--- Start Supplied information ---

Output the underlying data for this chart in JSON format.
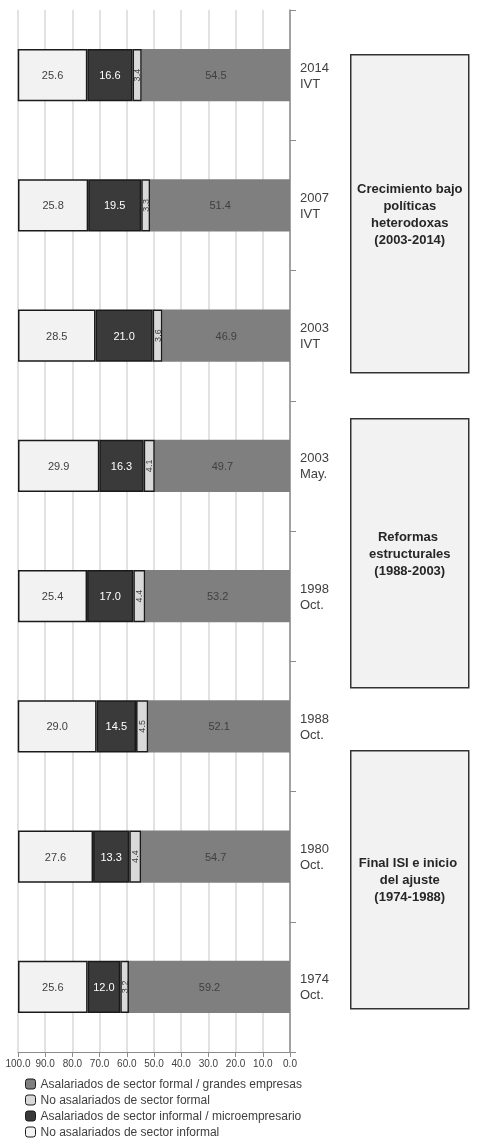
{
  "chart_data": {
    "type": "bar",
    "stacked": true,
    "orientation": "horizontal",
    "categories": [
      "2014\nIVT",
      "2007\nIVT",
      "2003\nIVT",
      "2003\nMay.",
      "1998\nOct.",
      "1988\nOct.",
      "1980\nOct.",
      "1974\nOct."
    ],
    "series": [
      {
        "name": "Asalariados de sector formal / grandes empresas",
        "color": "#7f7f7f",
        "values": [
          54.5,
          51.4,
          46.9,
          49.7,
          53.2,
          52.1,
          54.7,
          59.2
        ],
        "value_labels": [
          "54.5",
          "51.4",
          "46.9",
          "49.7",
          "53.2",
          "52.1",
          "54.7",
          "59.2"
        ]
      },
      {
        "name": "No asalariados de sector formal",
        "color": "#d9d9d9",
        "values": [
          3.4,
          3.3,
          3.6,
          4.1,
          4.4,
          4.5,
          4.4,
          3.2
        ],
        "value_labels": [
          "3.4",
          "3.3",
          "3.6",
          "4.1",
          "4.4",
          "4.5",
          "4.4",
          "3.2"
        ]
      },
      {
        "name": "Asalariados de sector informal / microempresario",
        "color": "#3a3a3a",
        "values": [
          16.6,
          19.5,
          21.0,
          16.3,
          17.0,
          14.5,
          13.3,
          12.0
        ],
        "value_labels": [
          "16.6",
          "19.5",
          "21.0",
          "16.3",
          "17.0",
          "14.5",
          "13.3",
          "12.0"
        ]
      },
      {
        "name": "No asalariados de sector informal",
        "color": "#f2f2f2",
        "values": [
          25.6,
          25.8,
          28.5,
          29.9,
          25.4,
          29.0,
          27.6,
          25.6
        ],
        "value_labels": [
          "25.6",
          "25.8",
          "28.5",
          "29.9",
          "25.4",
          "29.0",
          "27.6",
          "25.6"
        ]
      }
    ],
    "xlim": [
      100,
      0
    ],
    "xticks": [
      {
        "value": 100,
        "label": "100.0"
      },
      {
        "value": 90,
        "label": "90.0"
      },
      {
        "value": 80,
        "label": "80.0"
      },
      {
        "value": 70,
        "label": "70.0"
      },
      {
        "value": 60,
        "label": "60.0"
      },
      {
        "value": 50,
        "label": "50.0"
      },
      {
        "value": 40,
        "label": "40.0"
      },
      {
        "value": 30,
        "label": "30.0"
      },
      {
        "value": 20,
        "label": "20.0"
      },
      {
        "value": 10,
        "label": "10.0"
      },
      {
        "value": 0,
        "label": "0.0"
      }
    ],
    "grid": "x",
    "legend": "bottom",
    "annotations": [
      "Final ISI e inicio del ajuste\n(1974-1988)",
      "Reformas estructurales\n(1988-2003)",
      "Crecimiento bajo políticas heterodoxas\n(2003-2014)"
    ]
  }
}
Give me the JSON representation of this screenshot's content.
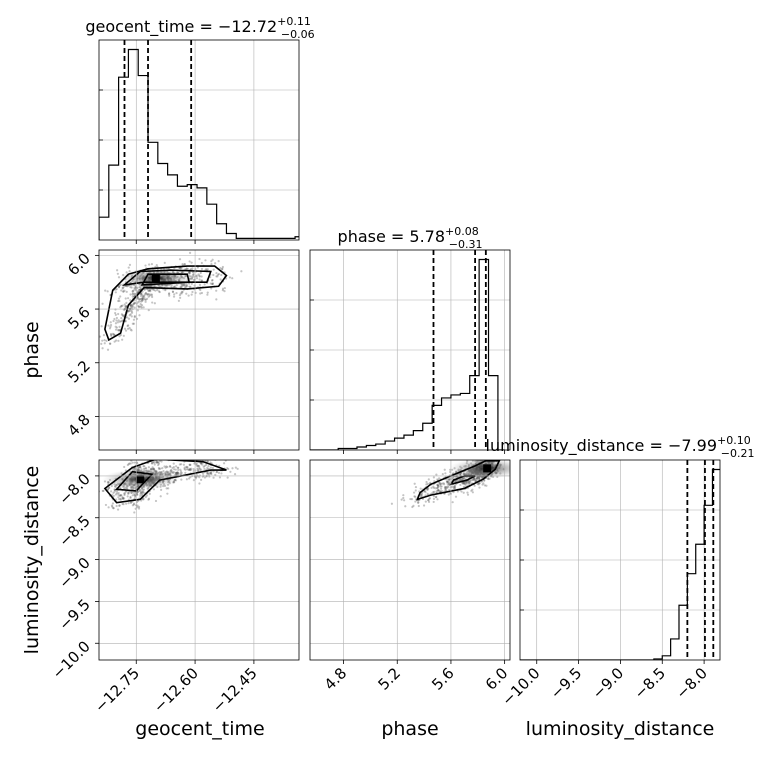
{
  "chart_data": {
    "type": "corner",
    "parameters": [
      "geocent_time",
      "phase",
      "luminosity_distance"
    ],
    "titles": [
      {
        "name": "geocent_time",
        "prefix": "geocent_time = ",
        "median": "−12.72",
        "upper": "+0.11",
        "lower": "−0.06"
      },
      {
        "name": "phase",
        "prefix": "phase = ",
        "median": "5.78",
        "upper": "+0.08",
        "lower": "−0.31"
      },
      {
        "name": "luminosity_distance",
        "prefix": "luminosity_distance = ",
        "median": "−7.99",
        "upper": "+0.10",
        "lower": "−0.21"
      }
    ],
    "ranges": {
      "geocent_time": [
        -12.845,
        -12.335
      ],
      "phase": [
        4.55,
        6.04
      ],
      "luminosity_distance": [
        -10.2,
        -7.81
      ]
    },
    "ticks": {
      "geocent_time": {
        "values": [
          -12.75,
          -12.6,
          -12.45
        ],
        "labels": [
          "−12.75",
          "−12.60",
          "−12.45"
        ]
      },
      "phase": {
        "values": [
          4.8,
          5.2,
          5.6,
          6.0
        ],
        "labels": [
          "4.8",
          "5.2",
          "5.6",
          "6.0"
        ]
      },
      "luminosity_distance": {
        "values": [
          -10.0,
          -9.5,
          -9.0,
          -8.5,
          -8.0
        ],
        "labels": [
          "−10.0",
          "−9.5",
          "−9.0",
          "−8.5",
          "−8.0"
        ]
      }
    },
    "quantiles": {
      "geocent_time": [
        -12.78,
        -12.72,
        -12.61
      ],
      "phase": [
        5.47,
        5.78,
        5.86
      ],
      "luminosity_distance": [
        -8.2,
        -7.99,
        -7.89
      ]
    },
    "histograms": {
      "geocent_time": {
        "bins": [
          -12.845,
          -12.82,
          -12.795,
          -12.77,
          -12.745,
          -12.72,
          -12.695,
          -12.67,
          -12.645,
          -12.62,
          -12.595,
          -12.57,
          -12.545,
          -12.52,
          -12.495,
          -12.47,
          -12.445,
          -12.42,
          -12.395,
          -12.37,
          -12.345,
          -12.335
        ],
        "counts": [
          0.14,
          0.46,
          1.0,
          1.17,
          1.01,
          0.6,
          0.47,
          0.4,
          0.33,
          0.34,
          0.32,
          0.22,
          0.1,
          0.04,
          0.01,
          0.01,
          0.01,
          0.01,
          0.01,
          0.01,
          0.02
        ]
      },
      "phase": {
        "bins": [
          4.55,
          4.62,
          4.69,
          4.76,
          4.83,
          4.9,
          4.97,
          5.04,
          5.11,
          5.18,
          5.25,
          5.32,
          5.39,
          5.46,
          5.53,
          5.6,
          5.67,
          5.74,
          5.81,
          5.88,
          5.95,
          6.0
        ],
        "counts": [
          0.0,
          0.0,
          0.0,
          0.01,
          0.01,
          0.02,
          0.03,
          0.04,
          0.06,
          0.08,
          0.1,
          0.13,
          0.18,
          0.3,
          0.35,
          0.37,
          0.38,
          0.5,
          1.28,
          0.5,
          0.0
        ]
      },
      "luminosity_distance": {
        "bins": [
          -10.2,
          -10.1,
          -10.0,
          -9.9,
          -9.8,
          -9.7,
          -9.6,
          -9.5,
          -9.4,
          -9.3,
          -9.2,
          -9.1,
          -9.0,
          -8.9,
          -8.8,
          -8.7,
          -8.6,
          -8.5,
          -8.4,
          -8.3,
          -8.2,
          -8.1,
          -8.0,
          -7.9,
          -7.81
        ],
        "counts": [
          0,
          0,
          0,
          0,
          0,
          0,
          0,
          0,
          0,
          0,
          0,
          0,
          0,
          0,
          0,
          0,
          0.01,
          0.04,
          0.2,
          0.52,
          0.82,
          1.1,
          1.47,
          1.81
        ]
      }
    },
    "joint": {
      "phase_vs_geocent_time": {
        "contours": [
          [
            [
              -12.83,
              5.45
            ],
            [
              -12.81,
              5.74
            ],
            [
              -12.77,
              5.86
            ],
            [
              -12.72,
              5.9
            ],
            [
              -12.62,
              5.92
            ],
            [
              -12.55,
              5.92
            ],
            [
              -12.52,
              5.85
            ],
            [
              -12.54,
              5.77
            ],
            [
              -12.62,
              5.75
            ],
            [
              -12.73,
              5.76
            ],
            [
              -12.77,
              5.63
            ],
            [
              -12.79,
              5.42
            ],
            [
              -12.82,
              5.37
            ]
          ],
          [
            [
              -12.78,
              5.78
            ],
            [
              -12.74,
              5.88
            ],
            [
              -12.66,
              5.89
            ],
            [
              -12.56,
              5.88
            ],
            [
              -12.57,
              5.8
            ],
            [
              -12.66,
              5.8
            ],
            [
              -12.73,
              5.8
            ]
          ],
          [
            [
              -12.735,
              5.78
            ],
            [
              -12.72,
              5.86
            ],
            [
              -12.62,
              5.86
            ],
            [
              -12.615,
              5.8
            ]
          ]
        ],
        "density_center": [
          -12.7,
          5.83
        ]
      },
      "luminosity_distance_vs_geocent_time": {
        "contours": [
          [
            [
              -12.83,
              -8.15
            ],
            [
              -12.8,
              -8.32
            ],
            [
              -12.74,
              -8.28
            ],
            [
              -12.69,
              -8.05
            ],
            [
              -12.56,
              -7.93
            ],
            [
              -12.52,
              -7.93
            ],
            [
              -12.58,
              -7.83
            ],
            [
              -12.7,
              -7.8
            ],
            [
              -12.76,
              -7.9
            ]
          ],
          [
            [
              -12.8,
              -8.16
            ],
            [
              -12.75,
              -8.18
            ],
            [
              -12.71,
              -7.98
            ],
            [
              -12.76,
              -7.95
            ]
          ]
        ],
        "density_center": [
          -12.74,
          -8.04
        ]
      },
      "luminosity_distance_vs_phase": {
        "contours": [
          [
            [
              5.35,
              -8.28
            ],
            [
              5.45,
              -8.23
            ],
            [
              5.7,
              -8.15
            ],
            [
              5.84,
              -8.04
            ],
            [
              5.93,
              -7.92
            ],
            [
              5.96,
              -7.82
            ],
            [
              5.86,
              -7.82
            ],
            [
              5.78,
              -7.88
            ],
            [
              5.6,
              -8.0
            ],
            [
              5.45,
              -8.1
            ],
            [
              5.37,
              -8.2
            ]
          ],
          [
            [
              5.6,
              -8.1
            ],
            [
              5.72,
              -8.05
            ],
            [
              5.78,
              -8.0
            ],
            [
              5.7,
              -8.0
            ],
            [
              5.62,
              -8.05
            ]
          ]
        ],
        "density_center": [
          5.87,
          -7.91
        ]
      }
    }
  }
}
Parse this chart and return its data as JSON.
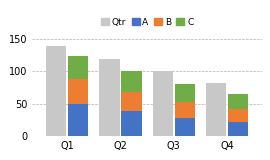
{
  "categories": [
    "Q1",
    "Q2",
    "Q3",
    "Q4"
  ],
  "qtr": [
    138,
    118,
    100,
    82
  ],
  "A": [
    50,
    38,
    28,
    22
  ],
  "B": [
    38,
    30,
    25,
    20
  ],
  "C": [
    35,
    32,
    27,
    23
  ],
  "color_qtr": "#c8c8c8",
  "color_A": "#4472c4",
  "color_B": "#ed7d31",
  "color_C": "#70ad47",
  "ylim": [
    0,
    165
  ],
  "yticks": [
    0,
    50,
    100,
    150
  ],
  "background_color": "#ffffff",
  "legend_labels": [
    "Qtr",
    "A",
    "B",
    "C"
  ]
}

--- End Supplied information ---

Where a line in the entries holds "this", copy that line.

Output the underlying data for this chart in JSON format.
Give me the JSON representation of this screenshot's content.
Parse this chart and return its data as JSON.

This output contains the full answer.